[Data for the task]
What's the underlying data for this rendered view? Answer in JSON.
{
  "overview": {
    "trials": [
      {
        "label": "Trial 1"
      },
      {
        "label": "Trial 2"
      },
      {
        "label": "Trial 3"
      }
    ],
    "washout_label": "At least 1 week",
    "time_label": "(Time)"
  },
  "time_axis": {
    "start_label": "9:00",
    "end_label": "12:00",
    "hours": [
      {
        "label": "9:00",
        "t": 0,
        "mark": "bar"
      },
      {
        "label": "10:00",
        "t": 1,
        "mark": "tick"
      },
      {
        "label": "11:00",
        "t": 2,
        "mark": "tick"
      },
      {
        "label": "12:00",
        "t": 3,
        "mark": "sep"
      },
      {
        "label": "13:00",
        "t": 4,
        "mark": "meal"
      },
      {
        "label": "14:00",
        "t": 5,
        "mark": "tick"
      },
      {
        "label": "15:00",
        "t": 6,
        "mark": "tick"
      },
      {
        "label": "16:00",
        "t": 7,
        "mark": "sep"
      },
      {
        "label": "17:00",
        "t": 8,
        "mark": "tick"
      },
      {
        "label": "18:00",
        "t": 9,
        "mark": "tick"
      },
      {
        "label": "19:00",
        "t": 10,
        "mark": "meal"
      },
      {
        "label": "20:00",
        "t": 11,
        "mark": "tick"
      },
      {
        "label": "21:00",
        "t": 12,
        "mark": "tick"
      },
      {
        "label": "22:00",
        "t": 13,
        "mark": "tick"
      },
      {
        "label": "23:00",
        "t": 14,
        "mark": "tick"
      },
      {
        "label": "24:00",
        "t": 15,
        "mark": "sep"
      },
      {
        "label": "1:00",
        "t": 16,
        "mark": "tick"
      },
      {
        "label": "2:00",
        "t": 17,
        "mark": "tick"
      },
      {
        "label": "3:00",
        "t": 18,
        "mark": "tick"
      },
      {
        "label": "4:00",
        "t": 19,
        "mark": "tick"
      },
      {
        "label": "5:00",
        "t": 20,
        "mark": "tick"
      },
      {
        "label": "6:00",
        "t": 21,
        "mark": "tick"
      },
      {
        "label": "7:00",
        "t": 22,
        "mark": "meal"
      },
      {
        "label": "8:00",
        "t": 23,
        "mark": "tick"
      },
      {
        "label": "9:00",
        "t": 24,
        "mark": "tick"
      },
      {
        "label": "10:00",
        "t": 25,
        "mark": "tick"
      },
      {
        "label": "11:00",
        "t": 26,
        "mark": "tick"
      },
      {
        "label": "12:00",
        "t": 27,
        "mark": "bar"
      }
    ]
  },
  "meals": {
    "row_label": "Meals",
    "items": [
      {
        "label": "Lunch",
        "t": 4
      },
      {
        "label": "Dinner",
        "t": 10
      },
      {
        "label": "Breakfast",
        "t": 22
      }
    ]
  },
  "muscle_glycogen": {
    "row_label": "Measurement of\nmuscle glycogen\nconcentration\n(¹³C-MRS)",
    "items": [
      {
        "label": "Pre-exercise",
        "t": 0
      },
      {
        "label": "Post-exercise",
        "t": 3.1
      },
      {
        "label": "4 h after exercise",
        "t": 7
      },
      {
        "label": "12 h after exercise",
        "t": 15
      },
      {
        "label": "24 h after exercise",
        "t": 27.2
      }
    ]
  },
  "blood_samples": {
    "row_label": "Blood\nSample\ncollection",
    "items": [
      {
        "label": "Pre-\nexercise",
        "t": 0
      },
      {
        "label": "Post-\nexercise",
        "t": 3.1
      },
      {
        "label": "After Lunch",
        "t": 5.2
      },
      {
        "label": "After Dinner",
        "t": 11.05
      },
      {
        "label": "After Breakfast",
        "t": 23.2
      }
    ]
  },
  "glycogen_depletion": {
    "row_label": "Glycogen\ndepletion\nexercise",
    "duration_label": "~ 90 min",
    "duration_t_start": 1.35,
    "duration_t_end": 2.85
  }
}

[Problem]
Copy out the whole listing exactly as written.

[Answer to this problem]
What's the underlying data for this rendered view? Answer in JSON.
{
  "overview": {
    "trials": [
      {
        "label": "Trial 1"
      },
      {
        "label": "Trial 2"
      },
      {
        "label": "Trial 3"
      }
    ],
    "washout_label": "At least 1 week",
    "time_label": "(Time)"
  },
  "time_axis": {
    "start_label": "9:00",
    "end_label": "12:00",
    "hours": [
      {
        "label": "9:00",
        "t": 0,
        "mark": "bar"
      },
      {
        "label": "10:00",
        "t": 1,
        "mark": "tick"
      },
      {
        "label": "11:00",
        "t": 2,
        "mark": "tick"
      },
      {
        "label": "12:00",
        "t": 3,
        "mark": "sep"
      },
      {
        "label": "13:00",
        "t": 4,
        "mark": "meal"
      },
      {
        "label": "14:00",
        "t": 5,
        "mark": "tick"
      },
      {
        "label": "15:00",
        "t": 6,
        "mark": "tick"
      },
      {
        "label": "16:00",
        "t": 7,
        "mark": "sep"
      },
      {
        "label": "17:00",
        "t": 8,
        "mark": "tick"
      },
      {
        "label": "18:00",
        "t": 9,
        "mark": "tick"
      },
      {
        "label": "19:00",
        "t": 10,
        "mark": "meal"
      },
      {
        "label": "20:00",
        "t": 11,
        "mark": "tick"
      },
      {
        "label": "21:00",
        "t": 12,
        "mark": "tick"
      },
      {
        "label": "22:00",
        "t": 13,
        "mark": "tick"
      },
      {
        "label": "23:00",
        "t": 14,
        "mark": "tick"
      },
      {
        "label": "24:00",
        "t": 15,
        "mark": "sep"
      },
      {
        "label": "1:00",
        "t": 16,
        "mark": "tick"
      },
      {
        "label": "2:00",
        "t": 17,
        "mark": "tick"
      },
      {
        "label": "3:00",
        "t": 18,
        "mark": "tick"
      },
      {
        "label": "4:00",
        "t": 19,
        "mark": "tick"
      },
      {
        "label": "5:00",
        "t": 20,
        "mark": "tick"
      },
      {
        "label": "6:00",
        "t": 21,
        "mark": "tick"
      },
      {
        "label": "7:00",
        "t": 22,
        "mark": "meal"
      },
      {
        "label": "8:00",
        "t": 23,
        "mark": "tick"
      },
      {
        "label": "9:00",
        "t": 24,
        "mark": "tick"
      },
      {
        "label": "10:00",
        "t": 25,
        "mark": "tick"
      },
      {
        "label": "11:00",
        "t": 26,
        "mark": "tick"
      },
      {
        "label": "12:00",
        "t": 27,
        "mark": "bar"
      }
    ]
  },
  "meals": {
    "row_label": "Meals",
    "items": [
      {
        "label": "Lunch",
        "t": 4
      },
      {
        "label": "Dinner",
        "t": 10
      },
      {
        "label": "Breakfast",
        "t": 22
      }
    ]
  },
  "muscle_glycogen": {
    "row_label": "Measurement of\nmuscle glycogen\nconcentration\n(¹³C-MRS)",
    "items": [
      {
        "label": "Pre-exercise",
        "t": 0
      },
      {
        "label": "Post-exercise",
        "t": 3.1
      },
      {
        "label": "4 h after exercise",
        "t": 7
      },
      {
        "label": "12 h after exercise",
        "t": 15
      },
      {
        "label": "24 h after exercise",
        "t": 27.2
      }
    ]
  },
  "blood_samples": {
    "row_label": "Blood\nSample\ncollection",
    "items": [
      {
        "label": "Pre-\nexercise",
        "t": 0
      },
      {
        "label": "Post-\nexercise",
        "t": 3.1
      },
      {
        "label": "After Lunch",
        "t": 5.2
      },
      {
        "label": "After Dinner",
        "t": 11.05
      },
      {
        "label": "After Breakfast",
        "t": 23.2
      }
    ]
  },
  "glycogen_depletion": {
    "row_label": "Glycogen\ndepletion\nexercise",
    "duration_label": "~ 90 min",
    "duration_t_start": 1.35,
    "duration_t_end": 2.85
  }
}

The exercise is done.